YOUR INSTRUCTIONS:
Reproduce the data in its entirety, exactly as supplied.

DATA EXTRACT:
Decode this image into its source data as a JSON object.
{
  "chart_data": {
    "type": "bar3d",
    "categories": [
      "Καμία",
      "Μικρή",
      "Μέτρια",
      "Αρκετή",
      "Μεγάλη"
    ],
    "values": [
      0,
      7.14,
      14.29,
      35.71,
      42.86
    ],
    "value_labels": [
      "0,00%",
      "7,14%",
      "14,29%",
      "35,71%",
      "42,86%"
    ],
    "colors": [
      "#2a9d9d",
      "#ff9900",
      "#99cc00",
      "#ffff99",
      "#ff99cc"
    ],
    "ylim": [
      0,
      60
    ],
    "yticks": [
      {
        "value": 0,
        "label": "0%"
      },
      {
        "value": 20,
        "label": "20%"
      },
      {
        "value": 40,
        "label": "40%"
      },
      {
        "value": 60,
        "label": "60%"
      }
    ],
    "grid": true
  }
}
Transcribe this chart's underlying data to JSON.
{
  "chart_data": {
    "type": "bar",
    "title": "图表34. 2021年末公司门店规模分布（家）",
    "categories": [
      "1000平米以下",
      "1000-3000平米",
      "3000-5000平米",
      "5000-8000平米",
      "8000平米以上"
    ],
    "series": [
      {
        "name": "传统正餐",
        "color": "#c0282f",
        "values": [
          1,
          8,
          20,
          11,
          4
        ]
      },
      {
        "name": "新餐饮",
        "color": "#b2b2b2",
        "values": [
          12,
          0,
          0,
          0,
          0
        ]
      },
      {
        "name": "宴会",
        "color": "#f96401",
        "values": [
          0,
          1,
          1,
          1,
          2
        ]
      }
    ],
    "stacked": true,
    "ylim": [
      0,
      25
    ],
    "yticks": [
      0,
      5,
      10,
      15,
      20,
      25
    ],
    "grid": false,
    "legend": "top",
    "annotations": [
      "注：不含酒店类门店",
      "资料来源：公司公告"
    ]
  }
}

FINAL ANSWER:
Decode this image into its source data as a JSON object.
{
  "chart_data": {
    "type": "bar3d",
    "categories": [
      "Καμία",
      "Μικρή",
      "Μέτρια",
      "Αρκετή",
      "Μεγάλη"
    ],
    "values": [
      0,
      7.14,
      14.29,
      35.71,
      42.86
    ],
    "value_labels": [
      "0,00%",
      "7,14%",
      "14,29%",
      "35,71%",
      "42,86%"
    ],
    "colors": [
      "#2a9d9d",
      "#ff9900",
      "#99cc00",
      "#ffff99",
      "#ff99cc"
    ],
    "ylim": [
      0,
      60
    ],
    "yticks": [
      {
        "value": 0,
        "label": "0%"
      },
      {
        "value": 20,
        "label": "20%"
      },
      {
        "value": 40,
        "label": "40%"
      },
      {
        "value": 60,
        "label": "60%"
      }
    ],
    "grid": true
  }
}
Transcribe this chart's underlying data to JSON.
{
  "chart_data": {
    "type": "bar",
    "title": "图表34. 2021年末公司门店规模分布（家）",
    "categories": [
      "1000平米以下",
      "1000-3000平米",
      "3000-5000平米",
      "5000-8000平米",
      "8000平米以上"
    ],
    "series": [
      {
        "name": "传统正餐",
        "color": "#c0282f",
        "values": [
          1,
          8,
          20,
          11,
          4
        ]
      },
      {
        "name": "新餐饮",
        "color": "#b2b2b2",
        "values": [
          12,
          0,
          0,
          0,
          0
        ]
      },
      {
        "name": "宴会",
        "color": "#f96401",
        "values": [
          0,
          1,
          1,
          1,
          2
        ]
      }
    ],
    "stacked": true,
    "ylim": [
      0,
      25
    ],
    "yticks": [
      0,
      5,
      10,
      15,
      20,
      25
    ],
    "grid": false,
    "legend": "top",
    "annotations": [
      "注：不含酒店类门店",
      "资料来源：公司公告"
    ]
  }
}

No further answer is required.